==== DATA ENTRIES

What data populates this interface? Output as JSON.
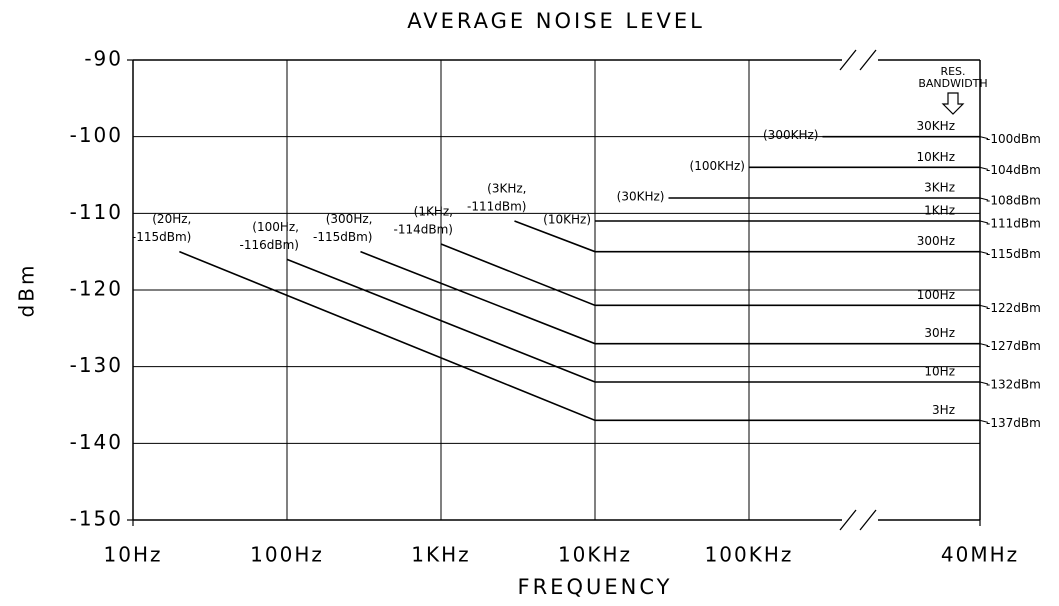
{
  "chart_data": {
    "type": "line",
    "title": "AVERAGE NOISE LEVEL",
    "xlabel": "FREQUENCY",
    "ylabel": "dBm",
    "annotation": [
      "RES.",
      "BANDWIDTH"
    ],
    "xscale": "log",
    "axis_break": true,
    "grid": true,
    "color": "#000000",
    "xlim": [
      10,
      40000000
    ],
    "ylim": [
      -150,
      -90
    ],
    "xticks": [
      {
        "value": 10,
        "label": "10Hz"
      },
      {
        "value": 100,
        "label": "100Hz"
      },
      {
        "value": 1000,
        "label": "1KHz"
      },
      {
        "value": 10000,
        "label": "10KHz"
      },
      {
        "value": 100000,
        "label": "100KHz"
      },
      {
        "value": 40000000,
        "label": "40MHz"
      }
    ],
    "yticks": [
      -150,
      -140,
      -130,
      -120,
      -110,
      -100,
      -90
    ],
    "series": [
      {
        "name": "30KHz",
        "x": [
          300000,
          40000000
        ],
        "values": [
          -100,
          -100
        ],
        "start_label": [
          "(300KHz)"
        ],
        "end_label": "-100dBm"
      },
      {
        "name": "10KHz",
        "x": [
          100000,
          40000000
        ],
        "values": [
          -104,
          -104
        ],
        "start_label": [
          "(100KHz)"
        ],
        "end_label": "-104dBm"
      },
      {
        "name": "3KHz",
        "x": [
          30000,
          40000000
        ],
        "values": [
          -108,
          -108
        ],
        "start_label": [
          "(30KHz)"
        ],
        "end_label": "-108dBm"
      },
      {
        "name": "1KHz",
        "x": [
          10000,
          40000000
        ],
        "values": [
          -111,
          -111
        ],
        "start_label": [
          "(10KHz)"
        ],
        "end_label": "-111dBm"
      },
      {
        "name": "300Hz",
        "x": [
          3000,
          10000,
          40000000
        ],
        "values": [
          -111,
          -115,
          -115
        ],
        "start_label": [
          "(3KHz,",
          "-111dBm)"
        ],
        "end_label": "-115dBm"
      },
      {
        "name": "100Hz",
        "x": [
          1000,
          10000,
          40000000
        ],
        "values": [
          -114,
          -122,
          -122
        ],
        "start_label": [
          "(1KHz,",
          "-114dBm)"
        ],
        "end_label": "-122dBm"
      },
      {
        "name": "30Hz",
        "x": [
          300,
          10000,
          40000000
        ],
        "values": [
          -115,
          -127,
          -127
        ],
        "start_label": [
          "(300Hz,",
          "-115dBm)"
        ],
        "end_label": "-127dBm"
      },
      {
        "name": "10Hz",
        "x": [
          100,
          10000,
          40000000
        ],
        "values": [
          -116,
          -132,
          -132
        ],
        "start_label": [
          "(100Hz,",
          "-116dBm)"
        ],
        "end_label": "-132dBm"
      },
      {
        "name": "3Hz",
        "x": [
          20,
          10000,
          40000000
        ],
        "values": [
          -115,
          -137,
          -137
        ],
        "start_label": [
          "(20Hz,",
          "-115dBm)"
        ],
        "end_label": "-137dBm"
      }
    ]
  }
}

========

WHAT IS EXPECTED: Every line is to be duplicated exactly, though pictures stay out.

EXPECTED OUTPUT:
What data populates this interface? Output as JSON.
{
  "chart_data": {
    "type": "line",
    "title": "AVERAGE NOISE LEVEL",
    "xlabel": "FREQUENCY",
    "ylabel": "dBm",
    "annotation": [
      "RES.",
      "BANDWIDTH"
    ],
    "xscale": "log",
    "axis_break": true,
    "grid": true,
    "color": "#000000",
    "xlim": [
      10,
      40000000
    ],
    "ylim": [
      -150,
      -90
    ],
    "xticks": [
      {
        "value": 10,
        "label": "10Hz"
      },
      {
        "value": 100,
        "label": "100Hz"
      },
      {
        "value": 1000,
        "label": "1KHz"
      },
      {
        "value": 10000,
        "label": "10KHz"
      },
      {
        "value": 100000,
        "label": "100KHz"
      },
      {
        "value": 40000000,
        "label": "40MHz"
      }
    ],
    "yticks": [
      -150,
      -140,
      -130,
      -120,
      -110,
      -100,
      -90
    ],
    "series": [
      {
        "name": "30KHz",
        "x": [
          300000,
          40000000
        ],
        "values": [
          -100,
          -100
        ],
        "start_label": [
          "(300KHz)"
        ],
        "end_label": "-100dBm"
      },
      {
        "name": "10KHz",
        "x": [
          100000,
          40000000
        ],
        "values": [
          -104,
          -104
        ],
        "start_label": [
          "(100KHz)"
        ],
        "end_label": "-104dBm"
      },
      {
        "name": "3KHz",
        "x": [
          30000,
          40000000
        ],
        "values": [
          -108,
          -108
        ],
        "start_label": [
          "(30KHz)"
        ],
        "end_label": "-108dBm"
      },
      {
        "name": "1KHz",
        "x": [
          10000,
          40000000
        ],
        "values": [
          -111,
          -111
        ],
        "start_label": [
          "(10KHz)"
        ],
        "end_label": "-111dBm"
      },
      {
        "name": "300Hz",
        "x": [
          3000,
          10000,
          40000000
        ],
        "values": [
          -111,
          -115,
          -115
        ],
        "start_label": [
          "(3KHz,",
          "-111dBm)"
        ],
        "end_label": "-115dBm"
      },
      {
        "name": "100Hz",
        "x": [
          1000,
          10000,
          40000000
        ],
        "values": [
          -114,
          -122,
          -122
        ],
        "start_label": [
          "(1KHz,",
          "-114dBm)"
        ],
        "end_label": "-122dBm"
      },
      {
        "name": "30Hz",
        "x": [
          300,
          10000,
          40000000
        ],
        "values": [
          -115,
          -127,
          -127
        ],
        "start_label": [
          "(300Hz,",
          "-115dBm)"
        ],
        "end_label": "-127dBm"
      },
      {
        "name": "10Hz",
        "x": [
          100,
          10000,
          40000000
        ],
        "values": [
          -116,
          -132,
          -132
        ],
        "start_label": [
          "(100Hz,",
          "-116dBm)"
        ],
        "end_label": "-132dBm"
      },
      {
        "name": "3Hz",
        "x": [
          20,
          10000,
          40000000
        ],
        "values": [
          -115,
          -137,
          -137
        ],
        "start_label": [
          "(20Hz,",
          "-115dBm)"
        ],
        "end_label": "-137dBm"
      }
    ]
  }
}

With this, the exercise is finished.